- What is being asked: Review the lines that follow and copy each one that contains the word "increased".

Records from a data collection
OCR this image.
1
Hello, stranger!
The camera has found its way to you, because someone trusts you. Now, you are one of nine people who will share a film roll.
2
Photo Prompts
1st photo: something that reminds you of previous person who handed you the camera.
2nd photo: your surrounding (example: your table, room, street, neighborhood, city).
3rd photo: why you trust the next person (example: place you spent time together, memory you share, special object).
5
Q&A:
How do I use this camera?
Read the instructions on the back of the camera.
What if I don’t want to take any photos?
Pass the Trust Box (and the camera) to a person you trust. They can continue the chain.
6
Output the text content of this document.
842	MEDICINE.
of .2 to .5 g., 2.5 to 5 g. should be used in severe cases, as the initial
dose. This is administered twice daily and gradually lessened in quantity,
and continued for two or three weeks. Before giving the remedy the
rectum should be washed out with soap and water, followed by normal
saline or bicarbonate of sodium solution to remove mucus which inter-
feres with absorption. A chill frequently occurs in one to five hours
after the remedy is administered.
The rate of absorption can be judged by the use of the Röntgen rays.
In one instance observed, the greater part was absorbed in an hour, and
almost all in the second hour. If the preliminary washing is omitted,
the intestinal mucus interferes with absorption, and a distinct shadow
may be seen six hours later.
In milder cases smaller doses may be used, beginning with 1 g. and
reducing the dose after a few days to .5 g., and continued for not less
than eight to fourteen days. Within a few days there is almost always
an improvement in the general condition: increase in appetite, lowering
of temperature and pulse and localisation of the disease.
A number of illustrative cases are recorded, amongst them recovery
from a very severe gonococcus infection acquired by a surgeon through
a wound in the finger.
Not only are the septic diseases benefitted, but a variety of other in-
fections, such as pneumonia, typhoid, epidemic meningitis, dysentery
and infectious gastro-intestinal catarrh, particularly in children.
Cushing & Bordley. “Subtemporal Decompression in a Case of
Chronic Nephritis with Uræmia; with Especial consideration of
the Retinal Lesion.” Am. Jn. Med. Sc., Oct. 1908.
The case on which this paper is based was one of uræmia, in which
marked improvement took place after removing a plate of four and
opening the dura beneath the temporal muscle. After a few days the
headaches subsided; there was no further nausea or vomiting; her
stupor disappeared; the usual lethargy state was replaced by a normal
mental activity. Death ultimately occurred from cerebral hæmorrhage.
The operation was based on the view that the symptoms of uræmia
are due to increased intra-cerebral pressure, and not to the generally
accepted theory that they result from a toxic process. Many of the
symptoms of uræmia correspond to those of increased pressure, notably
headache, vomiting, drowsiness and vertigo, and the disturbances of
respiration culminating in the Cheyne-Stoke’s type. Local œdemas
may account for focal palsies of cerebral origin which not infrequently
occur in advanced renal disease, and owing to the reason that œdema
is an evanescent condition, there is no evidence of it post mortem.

- Task output:
are due to increased intra-cerebral pressure, and not to the generally
symptoms of uræmia correspond to those of increased pressure, notably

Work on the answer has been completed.